**THE TASK:** Repeat the entire listing exactly.

Lines of data:
--- begin ---
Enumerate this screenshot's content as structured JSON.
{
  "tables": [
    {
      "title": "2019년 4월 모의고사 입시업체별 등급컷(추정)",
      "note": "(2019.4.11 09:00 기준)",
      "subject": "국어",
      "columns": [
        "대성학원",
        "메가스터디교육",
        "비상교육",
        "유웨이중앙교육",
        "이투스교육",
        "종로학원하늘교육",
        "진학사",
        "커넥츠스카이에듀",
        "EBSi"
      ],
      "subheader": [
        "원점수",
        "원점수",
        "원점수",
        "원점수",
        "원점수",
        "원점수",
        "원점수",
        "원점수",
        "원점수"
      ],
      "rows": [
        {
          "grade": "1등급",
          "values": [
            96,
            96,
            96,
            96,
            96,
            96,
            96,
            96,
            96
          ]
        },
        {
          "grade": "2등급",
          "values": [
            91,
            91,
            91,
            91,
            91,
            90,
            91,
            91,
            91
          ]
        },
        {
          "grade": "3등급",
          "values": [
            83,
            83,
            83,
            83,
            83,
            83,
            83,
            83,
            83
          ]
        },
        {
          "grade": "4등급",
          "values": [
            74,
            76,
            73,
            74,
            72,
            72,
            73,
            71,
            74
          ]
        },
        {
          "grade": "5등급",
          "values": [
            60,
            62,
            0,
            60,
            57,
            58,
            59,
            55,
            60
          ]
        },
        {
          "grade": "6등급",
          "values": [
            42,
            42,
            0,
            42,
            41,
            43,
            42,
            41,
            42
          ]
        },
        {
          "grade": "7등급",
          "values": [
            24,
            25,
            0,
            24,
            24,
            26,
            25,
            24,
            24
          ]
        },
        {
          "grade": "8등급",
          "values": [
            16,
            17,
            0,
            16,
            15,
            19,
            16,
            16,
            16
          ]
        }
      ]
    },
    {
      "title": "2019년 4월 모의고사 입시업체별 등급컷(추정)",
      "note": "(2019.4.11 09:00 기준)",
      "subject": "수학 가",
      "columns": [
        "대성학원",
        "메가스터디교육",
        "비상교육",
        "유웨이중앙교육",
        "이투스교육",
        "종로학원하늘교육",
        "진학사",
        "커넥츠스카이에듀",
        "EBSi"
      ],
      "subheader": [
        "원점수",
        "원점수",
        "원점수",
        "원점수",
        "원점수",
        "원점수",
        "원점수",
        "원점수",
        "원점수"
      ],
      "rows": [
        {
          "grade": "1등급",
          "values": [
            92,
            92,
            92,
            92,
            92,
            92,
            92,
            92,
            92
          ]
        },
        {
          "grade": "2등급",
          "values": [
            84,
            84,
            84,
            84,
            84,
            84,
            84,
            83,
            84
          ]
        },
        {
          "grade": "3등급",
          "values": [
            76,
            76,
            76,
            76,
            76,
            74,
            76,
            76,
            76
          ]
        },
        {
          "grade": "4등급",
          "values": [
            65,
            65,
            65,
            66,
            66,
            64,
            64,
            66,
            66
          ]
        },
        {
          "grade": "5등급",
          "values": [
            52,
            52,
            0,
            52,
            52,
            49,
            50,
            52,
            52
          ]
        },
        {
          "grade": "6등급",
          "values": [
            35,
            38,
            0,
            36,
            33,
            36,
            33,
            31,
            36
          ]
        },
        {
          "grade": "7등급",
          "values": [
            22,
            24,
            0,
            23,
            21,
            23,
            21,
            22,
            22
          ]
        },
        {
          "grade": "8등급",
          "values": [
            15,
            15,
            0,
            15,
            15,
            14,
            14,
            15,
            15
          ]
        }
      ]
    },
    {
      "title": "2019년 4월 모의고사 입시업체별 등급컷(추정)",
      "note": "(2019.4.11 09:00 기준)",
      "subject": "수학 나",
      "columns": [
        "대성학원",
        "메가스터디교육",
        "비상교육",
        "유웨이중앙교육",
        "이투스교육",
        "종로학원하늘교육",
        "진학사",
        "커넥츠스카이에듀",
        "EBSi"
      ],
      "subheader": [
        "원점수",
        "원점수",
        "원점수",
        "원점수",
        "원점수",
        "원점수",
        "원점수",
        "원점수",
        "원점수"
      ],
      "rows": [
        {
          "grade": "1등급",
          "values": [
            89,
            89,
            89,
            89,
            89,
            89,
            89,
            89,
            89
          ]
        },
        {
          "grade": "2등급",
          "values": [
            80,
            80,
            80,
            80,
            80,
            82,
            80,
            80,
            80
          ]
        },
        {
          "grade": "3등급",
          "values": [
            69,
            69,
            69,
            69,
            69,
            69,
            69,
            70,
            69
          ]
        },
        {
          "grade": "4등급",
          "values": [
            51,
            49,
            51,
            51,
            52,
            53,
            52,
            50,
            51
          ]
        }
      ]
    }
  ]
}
--- end ---
**WRITTEN ANSWER:**
Enumerate this screenshot's content as structured JSON.
{
  "tables": [
    {
      "title": "2019년 4월 모의고사 입시업체별 등급컷(추정)",
      "note": "(2019.4.11 09:00 기준)",
      "subject": "국어",
      "columns": [
        "대성학원",
        "메가스터디교육",
        "비상교육",
        "유웨이중앙교육",
        "이투스교육",
        "종로학원하늘교육",
        "진학사",
        "커넥츠스카이에듀",
        "EBSi"
      ],
      "subheader": [
        "원점수",
        "원점수",
        "원점수",
        "원점수",
        "원점수",
        "원점수",
        "원점수",
        "원점수",
        "원점수"
      ],
      "rows": [
        {
          "grade": "1등급",
          "values": [
            96,
            96,
            96,
            96,
            96,
            96,
            96,
            96,
            96
          ]
        },
        {
          "grade": "2등급",
          "values": [
            91,
            91,
            91,
            91,
            91,
            90,
            91,
            91,
            91
          ]
        },
        {
          "grade": "3등급",
          "values": [
            83,
            83,
            83,
            83,
            83,
            83,
            83,
            83,
            83
          ]
        },
        {
          "grade": "4등급",
          "values": [
            74,
            76,
            73,
            74,
            72,
            72,
            73,
            71,
            74
          ]
        },
        {
          "grade": "5등급",
          "values": [
            60,
            62,
            0,
            60,
            57,
            58,
            59,
            55,
            60
          ]
        },
        {
          "grade": "6등급",
          "values": [
            42,
            42,
            0,
            42,
            41,
            43,
            42,
            41,
            42
          ]
        },
        {
          "grade": "7등급",
          "values": [
            24,
            25,
            0,
            24,
            24,
            26,
            25,
            24,
            24
          ]
        },
        {
          "grade": "8등급",
          "values": [
            16,
            17,
            0,
            16,
            15,
            19,
            16,
            16,
            16
          ]
        }
      ]
    },
    {
      "title": "2019년 4월 모의고사 입시업체별 등급컷(추정)",
      "note": "(2019.4.11 09:00 기준)",
      "subject": "수학 가",
      "columns": [
        "대성학원",
        "메가스터디교육",
        "비상교육",
        "유웨이중앙교육",
        "이투스교육",
        "종로학원하늘교육",
        "진학사",
        "커넥츠스카이에듀",
        "EBSi"
      ],
      "subheader": [
        "원점수",
        "원점수",
        "원점수",
        "원점수",
        "원점수",
        "원점수",
        "원점수",
        "원점수",
        "원점수"
      ],
      "rows": [
        {
          "grade": "1등급",
          "values": [
            92,
            92,
            92,
            92,
            92,
            92,
            92,
            92,
            92
          ]
        },
        {
          "grade": "2등급",
          "values": [
            84,
            84,
            84,
            84,
            84,
            84,
            84,
            83,
            84
          ]
        },
        {
          "grade": "3등급",
          "values": [
            76,
            76,
            76,
            76,
            76,
            74,
            76,
            76,
            76
          ]
        },
        {
          "grade": "4등급",
          "values": [
            65,
            65,
            65,
            66,
            66,
            64,
            64,
            66,
            66
          ]
        },
        {
          "grade": "5등급",
          "values": [
            52,
            52,
            0,
            52,
            52,
            49,
            50,
            52,
            52
          ]
        },
        {
          "grade": "6등급",
          "values": [
            35,
            38,
            0,
            36,
            33,
            36,
            33,
            31,
            36
          ]
        },
        {
          "grade": "7등급",
          "values": [
            22,
            24,
            0,
            23,
            21,
            23,
            21,
            22,
            22
          ]
        },
        {
          "grade": "8등급",
          "values": [
            15,
            15,
            0,
            15,
            15,
            14,
            14,
            15,
            15
          ]
        }
      ]
    },
    {
      "title": "2019년 4월 모의고사 입시업체별 등급컷(추정)",
      "note": "(2019.4.11 09:00 기준)",
      "subject": "수학 나",
      "columns": [
        "대성학원",
        "메가스터디교육",
        "비상교육",
        "유웨이중앙교육",
        "이투스교육",
        "종로학원하늘교육",
        "진학사",
        "커넥츠스카이에듀",
        "EBSi"
      ],
      "subheader": [
        "원점수",
        "원점수",
        "원점수",
        "원점수",
        "원점수",
        "원점수",
        "원점수",
        "원점수",
        "원점수"
      ],
      "rows": [
        {
          "grade": "1등급",
          "values": [
            89,
            89,
            89,
            89,
            89,
            89,
            89,
            89,
            89
          ]
        },
        {
          "grade": "2등급",
          "values": [
            80,
            80,
            80,
            80,
            80,
            82,
            80,
            80,
            80
          ]
        },
        {
          "grade": "3등급",
          "values": [
            69,
            69,
            69,
            69,
            69,
            69,
            69,
            70,
            69
          ]
        },
        {
          "grade": "4등급",
          "values": [
            51,
            49,
            51,
            51,
            52,
            53,
            52,
            50,
            51
          ]
        }
      ]
    }
  ]
}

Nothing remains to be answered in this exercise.